-- BEGIN --

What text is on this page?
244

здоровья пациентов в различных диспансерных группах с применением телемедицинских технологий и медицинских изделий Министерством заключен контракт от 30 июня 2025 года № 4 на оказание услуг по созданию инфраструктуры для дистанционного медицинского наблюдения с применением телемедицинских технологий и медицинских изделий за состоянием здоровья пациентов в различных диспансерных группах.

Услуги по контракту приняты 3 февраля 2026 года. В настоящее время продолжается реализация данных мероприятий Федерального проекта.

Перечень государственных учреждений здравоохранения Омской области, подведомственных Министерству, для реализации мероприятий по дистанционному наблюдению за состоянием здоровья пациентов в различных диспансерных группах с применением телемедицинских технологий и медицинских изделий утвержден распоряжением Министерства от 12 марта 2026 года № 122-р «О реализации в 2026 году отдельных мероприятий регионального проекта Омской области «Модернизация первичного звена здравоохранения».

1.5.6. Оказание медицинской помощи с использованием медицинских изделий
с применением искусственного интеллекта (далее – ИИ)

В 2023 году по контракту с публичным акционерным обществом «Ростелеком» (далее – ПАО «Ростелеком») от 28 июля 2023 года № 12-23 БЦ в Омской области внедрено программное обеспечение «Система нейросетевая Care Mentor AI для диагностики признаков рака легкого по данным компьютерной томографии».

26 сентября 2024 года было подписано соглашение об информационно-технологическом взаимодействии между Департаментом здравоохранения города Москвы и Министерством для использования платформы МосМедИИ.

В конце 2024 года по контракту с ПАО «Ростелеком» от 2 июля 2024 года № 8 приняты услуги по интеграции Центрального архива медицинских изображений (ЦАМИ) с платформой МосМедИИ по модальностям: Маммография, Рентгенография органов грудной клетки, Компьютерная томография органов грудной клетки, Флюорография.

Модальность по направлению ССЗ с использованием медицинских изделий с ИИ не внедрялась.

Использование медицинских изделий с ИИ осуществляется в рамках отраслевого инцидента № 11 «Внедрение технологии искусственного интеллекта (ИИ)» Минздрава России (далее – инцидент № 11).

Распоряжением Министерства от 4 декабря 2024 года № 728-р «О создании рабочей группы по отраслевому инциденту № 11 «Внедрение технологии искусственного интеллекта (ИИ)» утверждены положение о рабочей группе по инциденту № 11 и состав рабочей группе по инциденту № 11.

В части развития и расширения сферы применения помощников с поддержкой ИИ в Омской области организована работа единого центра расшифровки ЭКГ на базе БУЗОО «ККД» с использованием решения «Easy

-- END --

Task:
From the listing, copy each line containing the word "МосМедИИ".

Result of the exercise:
26 сентября 2024 года было подписано соглашение об информационно-технологическом взаимодействии между Департаментом здравоохранения города Москвы и Министерством для использования платформы МосМедИИ.
В конце 2024 года по контракту с ПАО «Ростелеком» от 2 июля 2024 года № 8 приняты услуги по интеграции Центрального архива медицинских изображений (ЦАМИ) с платформой МосМедИИ по модальностям: Маммография, Рентгенография органов грудной клетки, Компьютерная томография органов грудной клетки, Флюорография.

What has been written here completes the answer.